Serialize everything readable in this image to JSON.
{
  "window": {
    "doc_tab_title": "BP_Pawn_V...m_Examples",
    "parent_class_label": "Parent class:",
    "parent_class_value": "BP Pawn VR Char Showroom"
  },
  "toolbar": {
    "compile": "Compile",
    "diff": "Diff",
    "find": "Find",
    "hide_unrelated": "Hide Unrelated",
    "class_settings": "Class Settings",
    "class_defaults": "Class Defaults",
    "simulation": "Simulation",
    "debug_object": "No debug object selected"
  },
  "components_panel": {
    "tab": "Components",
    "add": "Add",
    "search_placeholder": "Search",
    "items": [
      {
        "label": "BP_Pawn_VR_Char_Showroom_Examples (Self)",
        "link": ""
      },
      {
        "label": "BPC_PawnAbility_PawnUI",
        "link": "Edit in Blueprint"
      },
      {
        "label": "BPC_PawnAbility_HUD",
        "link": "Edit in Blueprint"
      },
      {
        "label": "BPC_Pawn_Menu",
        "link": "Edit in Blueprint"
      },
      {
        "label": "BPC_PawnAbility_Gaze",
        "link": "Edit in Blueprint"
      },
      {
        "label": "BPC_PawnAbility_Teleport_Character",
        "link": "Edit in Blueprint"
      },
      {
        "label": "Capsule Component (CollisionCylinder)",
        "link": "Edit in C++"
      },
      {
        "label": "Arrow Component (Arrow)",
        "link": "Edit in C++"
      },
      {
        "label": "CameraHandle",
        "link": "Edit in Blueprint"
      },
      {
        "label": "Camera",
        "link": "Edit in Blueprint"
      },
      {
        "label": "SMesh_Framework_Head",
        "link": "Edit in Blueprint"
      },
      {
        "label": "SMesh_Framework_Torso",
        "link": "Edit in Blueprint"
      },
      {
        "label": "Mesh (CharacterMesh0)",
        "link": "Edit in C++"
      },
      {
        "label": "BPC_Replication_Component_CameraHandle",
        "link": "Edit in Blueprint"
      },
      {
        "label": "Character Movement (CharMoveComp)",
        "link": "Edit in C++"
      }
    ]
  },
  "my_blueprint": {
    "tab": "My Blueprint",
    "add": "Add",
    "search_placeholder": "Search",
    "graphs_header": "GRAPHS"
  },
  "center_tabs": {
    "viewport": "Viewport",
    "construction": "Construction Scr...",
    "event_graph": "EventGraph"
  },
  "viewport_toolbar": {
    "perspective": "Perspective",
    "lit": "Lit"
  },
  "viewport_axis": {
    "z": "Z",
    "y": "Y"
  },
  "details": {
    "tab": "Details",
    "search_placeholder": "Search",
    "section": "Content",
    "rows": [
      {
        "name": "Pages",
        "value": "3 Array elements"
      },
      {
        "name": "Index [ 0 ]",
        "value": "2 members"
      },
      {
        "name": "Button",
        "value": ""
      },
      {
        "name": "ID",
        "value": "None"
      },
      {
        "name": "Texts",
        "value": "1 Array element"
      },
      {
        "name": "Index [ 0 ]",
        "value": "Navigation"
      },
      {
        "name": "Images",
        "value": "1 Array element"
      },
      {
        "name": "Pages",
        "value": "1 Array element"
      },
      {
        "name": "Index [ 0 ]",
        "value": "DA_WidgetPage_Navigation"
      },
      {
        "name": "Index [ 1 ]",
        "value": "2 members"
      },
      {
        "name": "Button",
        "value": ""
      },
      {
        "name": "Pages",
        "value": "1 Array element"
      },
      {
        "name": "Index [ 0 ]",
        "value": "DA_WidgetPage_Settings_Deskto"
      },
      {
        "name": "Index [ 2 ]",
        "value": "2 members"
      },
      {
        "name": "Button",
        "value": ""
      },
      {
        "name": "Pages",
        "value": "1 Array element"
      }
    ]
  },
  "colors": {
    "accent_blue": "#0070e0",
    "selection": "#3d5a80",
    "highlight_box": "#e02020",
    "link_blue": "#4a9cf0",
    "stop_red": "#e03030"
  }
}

__Set task__
Return the whole listing exactly, with every line included.

__Result of this task__
Serialize everything readable in this image to JSON.
{
  "window": {
    "doc_tab_title": "BP_Pawn_V...m_Examples",
    "parent_class_label": "Parent class:",
    "parent_class_value": "BP Pawn VR Char Showroom"
  },
  "toolbar": {
    "compile": "Compile",
    "diff": "Diff",
    "find": "Find",
    "hide_unrelated": "Hide Unrelated",
    "class_settings": "Class Settings",
    "class_defaults": "Class Defaults",
    "simulation": "Simulation",
    "debug_object": "No debug object selected"
  },
  "components_panel": {
    "tab": "Components",
    "add": "Add",
    "search_placeholder": "Search",
    "items": [
      {
        "label": "BP_Pawn_VR_Char_Showroom_Examples (Self)",
        "link": ""
      },
      {
        "label": "BPC_PawnAbility_PawnUI",
        "link": "Edit in Blueprint"
      },
      {
        "label": "BPC_PawnAbility_HUD",
        "link": "Edit in Blueprint"
      },
      {
        "label": "BPC_Pawn_Menu",
        "link": "Edit in Blueprint"
      },
      {
        "label": "BPC_PawnAbility_Gaze",
        "link": "Edit in Blueprint"
      },
      {
        "label": "BPC_PawnAbility_Teleport_Character",
        "link": "Edit in Blueprint"
      },
      {
        "label": "Capsule Component (CollisionCylinder)",
        "link": "Edit in C++"
      },
      {
        "label": "Arrow Component (Arrow)",
        "link": "Edit in C++"
      },
      {
        "label": "CameraHandle",
        "link": "Edit in Blueprint"
      },
      {
        "label": "Camera",
        "link": "Edit in Blueprint"
      },
      {
        "label": "SMesh_Framework_Head",
        "link": "Edit in Blueprint"
      },
      {
        "label": "SMesh_Framework_Torso",
        "link": "Edit in Blueprint"
      },
      {
        "label": "Mesh (CharacterMesh0)",
        "link": "Edit in C++"
      },
      {
        "label": "BPC_Replication_Component_CameraHandle",
        "link": "Edit in Blueprint"
      },
      {
        "label": "Character Movement (CharMoveComp)",
        "link": "Edit in C++"
      }
    ]
  },
  "my_blueprint": {
    "tab": "My Blueprint",
    "add": "Add",
    "search_placeholder": "Search",
    "graphs_header": "GRAPHS"
  },
  "center_tabs": {
    "viewport": "Viewport",
    "construction": "Construction Scr...",
    "event_graph": "EventGraph"
  },
  "viewport_toolbar": {
    "perspective": "Perspective",
    "lit": "Lit"
  },
  "viewport_axis": {
    "z": "Z",
    "y": "Y"
  },
  "details": {
    "tab": "Details",
    "search_placeholder": "Search",
    "section": "Content",
    "rows": [
      {
        "name": "Pages",
        "value": "3 Array elements"
      },
      {
        "name": "Index [ 0 ]",
        "value": "2 members"
      },
      {
        "name": "Button",
        "value": ""
      },
      {
        "name": "ID",
        "value": "None"
      },
      {
        "name": "Texts",
        "value": "1 Array element"
      },
      {
        "name": "Index [ 0 ]",
        "value": "Navigation"
      },
      {
        "name": "Images",
        "value": "1 Array element"
      },
      {
        "name": "Pages",
        "value": "1 Array element"
      },
      {
        "name": "Index [ 0 ]",
        "value": "DA_WidgetPage_Navigation"
      },
      {
        "name": "Index [ 1 ]",
        "value": "2 members"
      },
      {
        "name": "Button",
        "value": ""
      },
      {
        "name": "Pages",
        "value": "1 Array element"
      },
      {
        "name": "Index [ 0 ]",
        "value": "DA_WidgetPage_Settings_Deskto"
      },
      {
        "name": "Index [ 2 ]",
        "value": "2 members"
      },
      {
        "name": "Button",
        "value": ""
      },
      {
        "name": "Pages",
        "value": "1 Array element"
      }
    ]
  },
  "colors": {
    "accent_blue": "#0070e0",
    "selection": "#3d5a80",
    "highlight_box": "#e02020",
    "link_blue": "#4a9cf0",
    "stop_red": "#e03030"
  }
}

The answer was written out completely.